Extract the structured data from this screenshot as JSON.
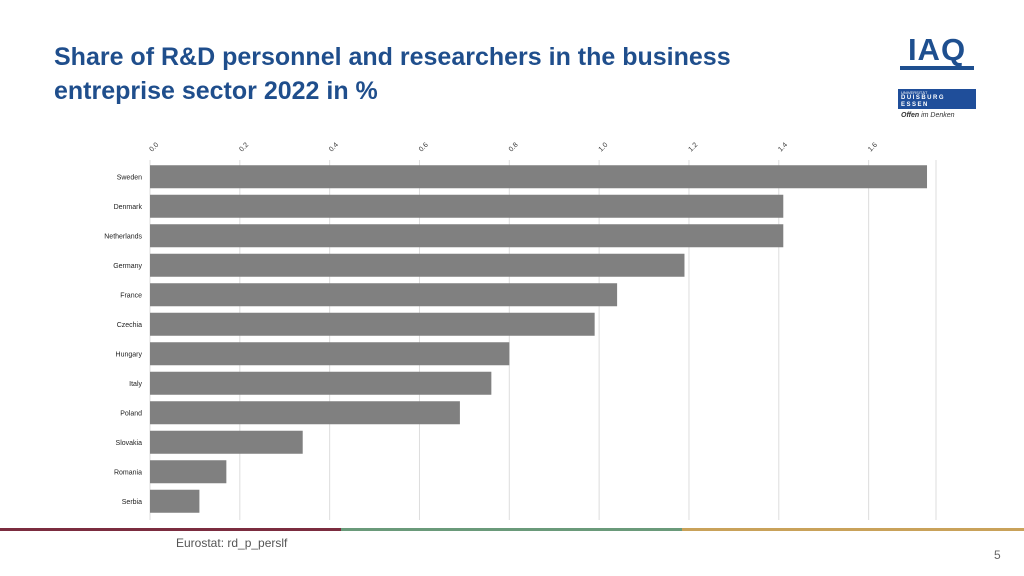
{
  "slide": {
    "title": "Share of R&D personnel and researchers in the business entreprise sector 2022 in %",
    "source": "Eurostat: rd_p_perslf",
    "page_number": "5",
    "footer_colors": [
      "#7b2c3f",
      "#6a9a7a",
      "#c9a25a"
    ]
  },
  "logos": {
    "iaq": "IAQ",
    "ude_small": "UNIVERSITÄT",
    "ude_name_line1": "DUISBURG",
    "ude_name_line2": "ESSEN",
    "motto_bold": "Offen",
    "motto_rest": " im Denken"
  },
  "chart_data": {
    "type": "bar",
    "orientation": "horizontal",
    "title": "",
    "xlabel": "",
    "ylabel": "",
    "xlim": [
      0,
      1.75
    ],
    "ticks": [
      0.0,
      0.2,
      0.4,
      0.6,
      0.8,
      1.0,
      1.2,
      1.4,
      1.6
    ],
    "tick_labels": [
      "0.0",
      "0.2",
      "0.4",
      "0.6",
      "0.8",
      "1.0",
      "1.2",
      "1.4",
      "1.6"
    ],
    "categories": [
      "Sweden",
      "Denmark",
      "Netherlands",
      "Germany",
      "France",
      "Czechia",
      "Hungary",
      "Italy",
      "Poland",
      "Slovakia",
      "Romania",
      "Serbia"
    ],
    "values": [
      1.73,
      1.41,
      1.41,
      1.19,
      1.04,
      0.99,
      0.8,
      0.76,
      0.69,
      0.34,
      0.17,
      0.11
    ],
    "bar_color": "#808080",
    "grid_color": "#dddddd",
    "grid": true
  }
}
────────────────
» Brief
List every line above that holds the word "title".

» Worked answer
    "title": "Share of R&D personnel and researchers in the business entreprise sector 2022 in %",
    "title": "",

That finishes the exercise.